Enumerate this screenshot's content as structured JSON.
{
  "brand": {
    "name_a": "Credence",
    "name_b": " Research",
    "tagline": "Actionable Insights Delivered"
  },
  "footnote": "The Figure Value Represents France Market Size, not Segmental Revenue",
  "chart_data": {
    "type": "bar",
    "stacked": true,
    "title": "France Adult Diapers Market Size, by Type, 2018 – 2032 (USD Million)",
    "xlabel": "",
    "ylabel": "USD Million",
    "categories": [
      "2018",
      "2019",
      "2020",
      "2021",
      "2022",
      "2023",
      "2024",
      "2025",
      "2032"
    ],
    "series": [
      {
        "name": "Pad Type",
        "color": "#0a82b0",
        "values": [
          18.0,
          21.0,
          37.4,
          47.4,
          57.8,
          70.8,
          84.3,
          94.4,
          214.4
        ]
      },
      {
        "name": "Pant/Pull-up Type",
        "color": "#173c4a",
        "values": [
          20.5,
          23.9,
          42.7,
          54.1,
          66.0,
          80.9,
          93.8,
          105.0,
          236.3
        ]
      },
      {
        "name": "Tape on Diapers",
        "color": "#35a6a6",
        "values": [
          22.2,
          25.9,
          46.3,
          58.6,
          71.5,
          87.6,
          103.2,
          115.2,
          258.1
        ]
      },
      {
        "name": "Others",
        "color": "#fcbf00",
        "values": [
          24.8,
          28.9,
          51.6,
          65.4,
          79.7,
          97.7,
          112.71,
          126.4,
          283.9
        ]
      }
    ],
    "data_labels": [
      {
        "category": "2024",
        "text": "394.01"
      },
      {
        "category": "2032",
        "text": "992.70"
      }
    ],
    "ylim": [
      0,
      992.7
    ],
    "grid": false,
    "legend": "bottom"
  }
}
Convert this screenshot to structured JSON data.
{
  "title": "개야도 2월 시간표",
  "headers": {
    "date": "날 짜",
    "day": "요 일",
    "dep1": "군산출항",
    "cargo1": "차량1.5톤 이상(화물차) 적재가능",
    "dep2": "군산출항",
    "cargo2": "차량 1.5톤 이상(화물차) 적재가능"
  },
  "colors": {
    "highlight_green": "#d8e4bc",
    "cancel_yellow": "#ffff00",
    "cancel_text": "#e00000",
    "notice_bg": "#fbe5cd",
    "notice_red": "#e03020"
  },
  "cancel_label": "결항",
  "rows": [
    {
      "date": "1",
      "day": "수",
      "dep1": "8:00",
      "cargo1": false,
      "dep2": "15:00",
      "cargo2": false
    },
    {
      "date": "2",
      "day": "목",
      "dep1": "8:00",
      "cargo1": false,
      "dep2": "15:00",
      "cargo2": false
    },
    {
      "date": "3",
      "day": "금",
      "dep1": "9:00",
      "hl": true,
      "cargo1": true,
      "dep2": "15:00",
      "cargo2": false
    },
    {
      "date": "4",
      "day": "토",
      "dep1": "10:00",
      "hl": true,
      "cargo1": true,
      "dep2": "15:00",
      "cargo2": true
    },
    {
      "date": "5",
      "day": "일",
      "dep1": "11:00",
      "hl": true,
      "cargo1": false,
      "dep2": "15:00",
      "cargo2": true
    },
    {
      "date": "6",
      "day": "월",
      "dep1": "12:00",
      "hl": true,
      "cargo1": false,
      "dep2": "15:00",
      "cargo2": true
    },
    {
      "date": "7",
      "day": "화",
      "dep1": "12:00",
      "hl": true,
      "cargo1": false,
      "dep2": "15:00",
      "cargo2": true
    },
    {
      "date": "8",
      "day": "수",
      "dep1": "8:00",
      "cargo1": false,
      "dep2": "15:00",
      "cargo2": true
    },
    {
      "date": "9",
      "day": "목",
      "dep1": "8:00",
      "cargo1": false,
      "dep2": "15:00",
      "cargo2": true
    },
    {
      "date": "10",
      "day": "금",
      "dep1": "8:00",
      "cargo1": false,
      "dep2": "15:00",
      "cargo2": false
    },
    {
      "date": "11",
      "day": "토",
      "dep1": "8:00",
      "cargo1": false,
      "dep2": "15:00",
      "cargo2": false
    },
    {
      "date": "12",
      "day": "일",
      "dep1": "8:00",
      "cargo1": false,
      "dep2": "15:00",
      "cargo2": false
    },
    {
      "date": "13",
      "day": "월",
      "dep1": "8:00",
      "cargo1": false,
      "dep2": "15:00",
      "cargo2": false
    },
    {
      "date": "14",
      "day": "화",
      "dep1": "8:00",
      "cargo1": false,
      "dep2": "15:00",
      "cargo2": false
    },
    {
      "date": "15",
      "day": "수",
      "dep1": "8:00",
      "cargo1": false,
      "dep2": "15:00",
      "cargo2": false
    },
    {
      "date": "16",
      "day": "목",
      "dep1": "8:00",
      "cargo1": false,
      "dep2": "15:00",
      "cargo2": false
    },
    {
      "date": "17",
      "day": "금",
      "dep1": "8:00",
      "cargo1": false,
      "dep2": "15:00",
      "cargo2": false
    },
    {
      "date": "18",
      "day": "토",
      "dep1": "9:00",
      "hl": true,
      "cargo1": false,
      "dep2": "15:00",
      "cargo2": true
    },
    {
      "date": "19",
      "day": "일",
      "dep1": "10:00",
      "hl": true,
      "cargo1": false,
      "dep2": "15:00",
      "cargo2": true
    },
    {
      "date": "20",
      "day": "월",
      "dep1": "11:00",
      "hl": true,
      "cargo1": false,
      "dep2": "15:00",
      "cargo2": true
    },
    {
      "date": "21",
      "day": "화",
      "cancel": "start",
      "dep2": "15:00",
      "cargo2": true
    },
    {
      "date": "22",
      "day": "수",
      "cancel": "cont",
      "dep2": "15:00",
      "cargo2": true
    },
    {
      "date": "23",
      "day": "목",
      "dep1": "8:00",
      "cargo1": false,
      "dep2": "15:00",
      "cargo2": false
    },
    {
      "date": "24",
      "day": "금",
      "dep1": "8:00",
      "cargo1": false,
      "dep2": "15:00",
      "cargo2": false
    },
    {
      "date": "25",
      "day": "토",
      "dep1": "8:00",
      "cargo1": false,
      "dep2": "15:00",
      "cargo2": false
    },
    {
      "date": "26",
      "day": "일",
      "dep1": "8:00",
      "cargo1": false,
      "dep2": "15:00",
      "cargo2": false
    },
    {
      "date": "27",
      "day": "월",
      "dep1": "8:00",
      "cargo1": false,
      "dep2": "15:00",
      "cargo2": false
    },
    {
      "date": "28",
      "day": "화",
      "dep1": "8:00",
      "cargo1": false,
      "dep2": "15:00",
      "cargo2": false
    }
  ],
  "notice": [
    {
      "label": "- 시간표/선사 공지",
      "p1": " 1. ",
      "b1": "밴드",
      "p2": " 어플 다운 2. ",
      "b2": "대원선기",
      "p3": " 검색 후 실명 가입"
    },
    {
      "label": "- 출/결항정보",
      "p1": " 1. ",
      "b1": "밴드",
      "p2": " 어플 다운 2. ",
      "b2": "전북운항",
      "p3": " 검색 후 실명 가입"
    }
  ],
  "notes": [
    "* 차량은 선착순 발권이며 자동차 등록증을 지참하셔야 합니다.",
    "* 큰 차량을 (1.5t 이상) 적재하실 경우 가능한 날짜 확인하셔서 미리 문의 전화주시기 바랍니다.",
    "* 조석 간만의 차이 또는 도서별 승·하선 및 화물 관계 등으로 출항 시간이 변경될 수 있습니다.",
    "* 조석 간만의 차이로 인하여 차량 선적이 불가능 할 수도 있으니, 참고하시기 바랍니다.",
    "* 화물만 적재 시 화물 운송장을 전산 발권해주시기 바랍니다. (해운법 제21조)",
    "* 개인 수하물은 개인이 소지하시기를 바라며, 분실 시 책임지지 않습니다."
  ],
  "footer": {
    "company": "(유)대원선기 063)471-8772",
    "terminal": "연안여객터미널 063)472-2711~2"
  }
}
- - -
Pick out all lines from the data above in which the word "JSON" appears.

Enumerate this screenshot's content as structured JSON.
Convert this screenshot to structured JSON data.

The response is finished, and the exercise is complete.